## EXERCISE AIM
Please restate the following records word for word.

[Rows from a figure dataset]
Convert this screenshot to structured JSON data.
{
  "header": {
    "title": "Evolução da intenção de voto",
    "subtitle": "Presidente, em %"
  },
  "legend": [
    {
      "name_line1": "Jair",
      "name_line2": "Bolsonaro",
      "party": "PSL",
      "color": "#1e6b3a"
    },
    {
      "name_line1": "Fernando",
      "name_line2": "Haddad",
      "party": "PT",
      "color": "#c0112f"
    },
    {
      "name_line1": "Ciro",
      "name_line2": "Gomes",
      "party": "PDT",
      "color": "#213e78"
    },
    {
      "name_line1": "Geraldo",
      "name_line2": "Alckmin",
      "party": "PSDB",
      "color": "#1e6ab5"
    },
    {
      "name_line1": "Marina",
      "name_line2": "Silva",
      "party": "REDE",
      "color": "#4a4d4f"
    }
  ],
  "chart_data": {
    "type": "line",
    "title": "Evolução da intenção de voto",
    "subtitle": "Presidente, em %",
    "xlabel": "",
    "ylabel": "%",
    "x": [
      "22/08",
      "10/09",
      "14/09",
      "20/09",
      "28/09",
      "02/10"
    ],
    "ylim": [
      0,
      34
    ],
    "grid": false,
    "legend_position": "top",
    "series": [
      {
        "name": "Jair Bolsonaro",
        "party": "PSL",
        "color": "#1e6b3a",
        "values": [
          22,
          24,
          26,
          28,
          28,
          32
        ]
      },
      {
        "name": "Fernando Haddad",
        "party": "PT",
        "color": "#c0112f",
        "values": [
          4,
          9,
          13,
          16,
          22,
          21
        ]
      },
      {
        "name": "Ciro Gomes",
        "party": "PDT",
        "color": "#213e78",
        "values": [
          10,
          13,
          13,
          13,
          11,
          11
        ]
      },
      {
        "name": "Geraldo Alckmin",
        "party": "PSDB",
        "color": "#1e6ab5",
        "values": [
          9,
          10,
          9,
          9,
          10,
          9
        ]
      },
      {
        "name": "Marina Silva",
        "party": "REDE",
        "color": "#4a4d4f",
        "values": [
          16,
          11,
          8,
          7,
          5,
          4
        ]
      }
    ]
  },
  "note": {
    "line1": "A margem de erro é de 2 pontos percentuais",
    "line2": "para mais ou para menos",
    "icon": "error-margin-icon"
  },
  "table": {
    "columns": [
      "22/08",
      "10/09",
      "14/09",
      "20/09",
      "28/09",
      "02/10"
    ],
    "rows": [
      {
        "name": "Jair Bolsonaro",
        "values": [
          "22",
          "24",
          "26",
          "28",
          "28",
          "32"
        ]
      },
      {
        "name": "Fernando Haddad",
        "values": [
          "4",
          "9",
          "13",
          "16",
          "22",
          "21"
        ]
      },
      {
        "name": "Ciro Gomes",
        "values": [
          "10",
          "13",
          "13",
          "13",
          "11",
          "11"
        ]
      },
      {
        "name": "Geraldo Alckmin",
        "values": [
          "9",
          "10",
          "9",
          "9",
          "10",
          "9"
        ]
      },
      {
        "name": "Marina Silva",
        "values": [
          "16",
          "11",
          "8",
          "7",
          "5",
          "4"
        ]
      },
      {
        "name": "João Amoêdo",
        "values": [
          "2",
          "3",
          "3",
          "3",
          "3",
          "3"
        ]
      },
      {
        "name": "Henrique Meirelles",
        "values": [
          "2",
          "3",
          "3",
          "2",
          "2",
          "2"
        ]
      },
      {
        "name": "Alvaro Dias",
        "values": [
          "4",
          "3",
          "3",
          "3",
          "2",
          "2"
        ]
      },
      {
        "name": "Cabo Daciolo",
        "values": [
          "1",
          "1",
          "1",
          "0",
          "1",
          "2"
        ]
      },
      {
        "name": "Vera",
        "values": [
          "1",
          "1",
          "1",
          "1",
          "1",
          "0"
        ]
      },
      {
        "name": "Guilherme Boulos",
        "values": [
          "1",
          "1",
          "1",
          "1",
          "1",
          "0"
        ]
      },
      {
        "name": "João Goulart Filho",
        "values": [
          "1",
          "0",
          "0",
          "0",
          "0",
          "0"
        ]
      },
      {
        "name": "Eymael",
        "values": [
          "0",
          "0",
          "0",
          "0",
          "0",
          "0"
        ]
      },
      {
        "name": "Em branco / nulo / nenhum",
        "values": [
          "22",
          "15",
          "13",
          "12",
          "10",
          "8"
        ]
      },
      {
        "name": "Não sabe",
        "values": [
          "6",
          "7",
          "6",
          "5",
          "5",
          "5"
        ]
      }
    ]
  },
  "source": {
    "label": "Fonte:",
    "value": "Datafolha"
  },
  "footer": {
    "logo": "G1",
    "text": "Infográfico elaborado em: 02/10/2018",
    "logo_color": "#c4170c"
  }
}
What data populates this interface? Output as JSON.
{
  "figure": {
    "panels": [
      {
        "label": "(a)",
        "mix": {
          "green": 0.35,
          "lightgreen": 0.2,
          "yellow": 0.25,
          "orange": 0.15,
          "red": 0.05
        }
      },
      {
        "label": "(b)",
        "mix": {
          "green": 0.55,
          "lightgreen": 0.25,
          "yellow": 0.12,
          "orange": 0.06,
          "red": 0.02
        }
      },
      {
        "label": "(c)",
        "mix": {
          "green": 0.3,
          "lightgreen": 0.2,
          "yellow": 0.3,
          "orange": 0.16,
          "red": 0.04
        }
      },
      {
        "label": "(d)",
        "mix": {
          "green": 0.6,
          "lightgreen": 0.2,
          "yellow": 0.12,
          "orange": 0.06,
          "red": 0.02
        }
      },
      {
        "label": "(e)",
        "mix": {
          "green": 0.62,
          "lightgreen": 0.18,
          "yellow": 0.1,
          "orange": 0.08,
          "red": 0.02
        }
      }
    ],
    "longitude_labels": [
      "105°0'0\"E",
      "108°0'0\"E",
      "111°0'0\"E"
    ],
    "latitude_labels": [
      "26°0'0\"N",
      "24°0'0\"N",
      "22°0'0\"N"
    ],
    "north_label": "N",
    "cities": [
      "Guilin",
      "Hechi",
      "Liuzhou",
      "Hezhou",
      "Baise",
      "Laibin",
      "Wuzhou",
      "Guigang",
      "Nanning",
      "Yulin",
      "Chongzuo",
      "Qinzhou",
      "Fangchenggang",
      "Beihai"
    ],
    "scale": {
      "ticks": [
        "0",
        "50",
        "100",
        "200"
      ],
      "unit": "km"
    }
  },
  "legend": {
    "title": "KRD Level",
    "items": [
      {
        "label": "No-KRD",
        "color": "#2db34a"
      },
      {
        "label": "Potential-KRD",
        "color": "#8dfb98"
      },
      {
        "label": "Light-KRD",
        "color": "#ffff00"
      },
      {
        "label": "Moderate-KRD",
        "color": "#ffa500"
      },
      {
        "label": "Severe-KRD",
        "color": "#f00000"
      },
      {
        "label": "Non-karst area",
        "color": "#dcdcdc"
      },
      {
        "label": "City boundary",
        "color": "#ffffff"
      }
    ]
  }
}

## RESPONSE BELOW
Convert this screenshot to structured JSON data.
{
  "header": {
    "title": "Evolução da intenção de voto",
    "subtitle": "Presidente, em %"
  },
  "legend": [
    {
      "name_line1": "Jair",
      "name_line2": "Bolsonaro",
      "party": "PSL",
      "color": "#1e6b3a"
    },
    {
      "name_line1": "Fernando",
      "name_line2": "Haddad",
      "party": "PT",
      "color": "#c0112f"
    },
    {
      "name_line1": "Ciro",
      "name_line2": "Gomes",
      "party": "PDT",
      "color": "#213e78"
    },
    {
      "name_line1": "Geraldo",
      "name_line2": "Alckmin",
      "party": "PSDB",
      "color": "#1e6ab5"
    },
    {
      "name_line1": "Marina",
      "name_line2": "Silva",
      "party": "REDE",
      "color": "#4a4d4f"
    }
  ],
  "chart_data": {
    "type": "line",
    "title": "Evolução da intenção de voto",
    "subtitle": "Presidente, em %",
    "xlabel": "",
    "ylabel": "%",
    "x": [
      "22/08",
      "10/09",
      "14/09",
      "20/09",
      "28/09",
      "02/10"
    ],
    "ylim": [
      0,
      34
    ],
    "grid": false,
    "legend_position": "top",
    "series": [
      {
        "name": "Jair Bolsonaro",
        "party": "PSL",
        "color": "#1e6b3a",
        "values": [
          22,
          24,
          26,
          28,
          28,
          32
        ]
      },
      {
        "name": "Fernando Haddad",
        "party": "PT",
        "color": "#c0112f",
        "values": [
          4,
          9,
          13,
          16,
          22,
          21
        ]
      },
      {
        "name": "Ciro Gomes",
        "party": "PDT",
        "color": "#213e78",
        "values": [
          10,
          13,
          13,
          13,
          11,
          11
        ]
      },
      {
        "name": "Geraldo Alckmin",
        "party": "PSDB",
        "color": "#1e6ab5",
        "values": [
          9,
          10,
          9,
          9,
          10,
          9
        ]
      },
      {
        "name": "Marina Silva",
        "party": "REDE",
        "color": "#4a4d4f",
        "values": [
          16,
          11,
          8,
          7,
          5,
          4
        ]
      }
    ]
  },
  "note": {
    "line1": "A margem de erro é de 2 pontos percentuais",
    "line2": "para mais ou para menos",
    "icon": "error-margin-icon"
  },
  "table": {
    "columns": [
      "22/08",
      "10/09",
      "14/09",
      "20/09",
      "28/09",
      "02/10"
    ],
    "rows": [
      {
        "name": "Jair Bolsonaro",
        "values": [
          "22",
          "24",
          "26",
          "28",
          "28",
          "32"
        ]
      },
      {
        "name": "Fernando Haddad",
        "values": [
          "4",
          "9",
          "13",
          "16",
          "22",
          "21"
        ]
      },
      {
        "name": "Ciro Gomes",
        "values": [
          "10",
          "13",
          "13",
          "13",
          "11",
          "11"
        ]
      },
      {
        "name": "Geraldo Alckmin",
        "values": [
          "9",
          "10",
          "9",
          "9",
          "10",
          "9"
        ]
      },
      {
        "name": "Marina Silva",
        "values": [
          "16",
          "11",
          "8",
          "7",
          "5",
          "4"
        ]
      },
      {
        "name": "João Amoêdo",
        "values": [
          "2",
          "3",
          "3",
          "3",
          "3",
          "3"
        ]
      },
      {
        "name": "Henrique Meirelles",
        "values": [
          "2",
          "3",
          "3",
          "2",
          "2",
          "2"
        ]
      },
      {
        "name": "Alvaro Dias",
        "values": [
          "4",
          "3",
          "3",
          "3",
          "2",
          "2"
        ]
      },
      {
        "name": "Cabo Daciolo",
        "values": [
          "1",
          "1",
          "1",
          "0",
          "1",
          "2"
        ]
      },
      {
        "name": "Vera",
        "values": [
          "1",
          "1",
          "1",
          "1",
          "1",
          "0"
        ]
      },
      {
        "name": "Guilherme Boulos",
        "values": [
          "1",
          "1",
          "1",
          "1",
          "1",
          "0"
        ]
      },
      {
        "name": "João Goulart Filho",
        "values": [
          "1",
          "0",
          "0",
          "0",
          "0",
          "0"
        ]
      },
      {
        "name": "Eymael",
        "values": [
          "0",
          "0",
          "0",
          "0",
          "0",
          "0"
        ]
      },
      {
        "name": "Em branco / nulo / nenhum",
        "values": [
          "22",
          "15",
          "13",
          "12",
          "10",
          "8"
        ]
      },
      {
        "name": "Não sabe",
        "values": [
          "6",
          "7",
          "6",
          "5",
          "5",
          "5"
        ]
      }
    ]
  },
  "source": {
    "label": "Fonte:",
    "value": "Datafolha"
  },
  "footer": {
    "logo": "G1",
    "text": "Infográfico elaborado em: 02/10/2018",
    "logo_color": "#c4170c"
  }
}
What data populates this interface? Output as JSON.
{
  "figure": {
    "panels": [
      {
        "label": "(a)",
        "mix": {
          "green": 0.35,
          "lightgreen": 0.2,
          "yellow": 0.25,
          "orange": 0.15,
          "red": 0.05
        }
      },
      {
        "label": "(b)",
        "mix": {
          "green": 0.55,
          "lightgreen": 0.25,
          "yellow": 0.12,
          "orange": 0.06,
          "red": 0.02
        }
      },
      {
        "label": "(c)",
        "mix": {
          "green": 0.3,
          "lightgreen": 0.2,
          "yellow": 0.3,
          "orange": 0.16,
          "red": 0.04
        }
      },
      {
        "label": "(d)",
        "mix": {
          "green": 0.6,
          "lightgreen": 0.2,
          "yellow": 0.12,
          "orange": 0.06,
          "red": 0.02
        }
      },
      {
        "label": "(e)",
        "mix": {
          "green": 0.62,
          "lightgreen": 0.18,
          "yellow": 0.1,
          "orange": 0.08,
          "red": 0.02
        }
      }
    ],
    "longitude_labels": [
      "105°0'0\"E",
      "108°0'0\"E",
      "111°0'0\"E"
    ],
    "latitude_labels": [
      "26°0'0\"N",
      "24°0'0\"N",
      "22°0'0\"N"
    ],
    "north_label": "N",
    "cities": [
      "Guilin",
      "Hechi",
      "Liuzhou",
      "Hezhou",
      "Baise",
      "Laibin",
      "Wuzhou",
      "Guigang",
      "Nanning",
      "Yulin",
      "Chongzuo",
      "Qinzhou",
      "Fangchenggang",
      "Beihai"
    ],
    "scale": {
      "ticks": [
        "0",
        "50",
        "100",
        "200"
      ],
      "unit": "km"
    }
  },
  "legend": {
    "title": "KRD Level",
    "items": [
      {
        "label": "No-KRD",
        "color": "#2db34a"
      },
      {
        "label": "Potential-KRD",
        "color": "#8dfb98"
      },
      {
        "label": "Light-KRD",
        "color": "#ffff00"
      },
      {
        "label": "Moderate-KRD",
        "color": "#ffa500"
      },
      {
        "label": "Severe-KRD",
        "color": "#f00000"
      },
      {
        "label": "Non-karst area",
        "color": "#dcdcdc"
      },
      {
        "label": "City boundary",
        "color": "#ffffff"
      }
    ]
  }
}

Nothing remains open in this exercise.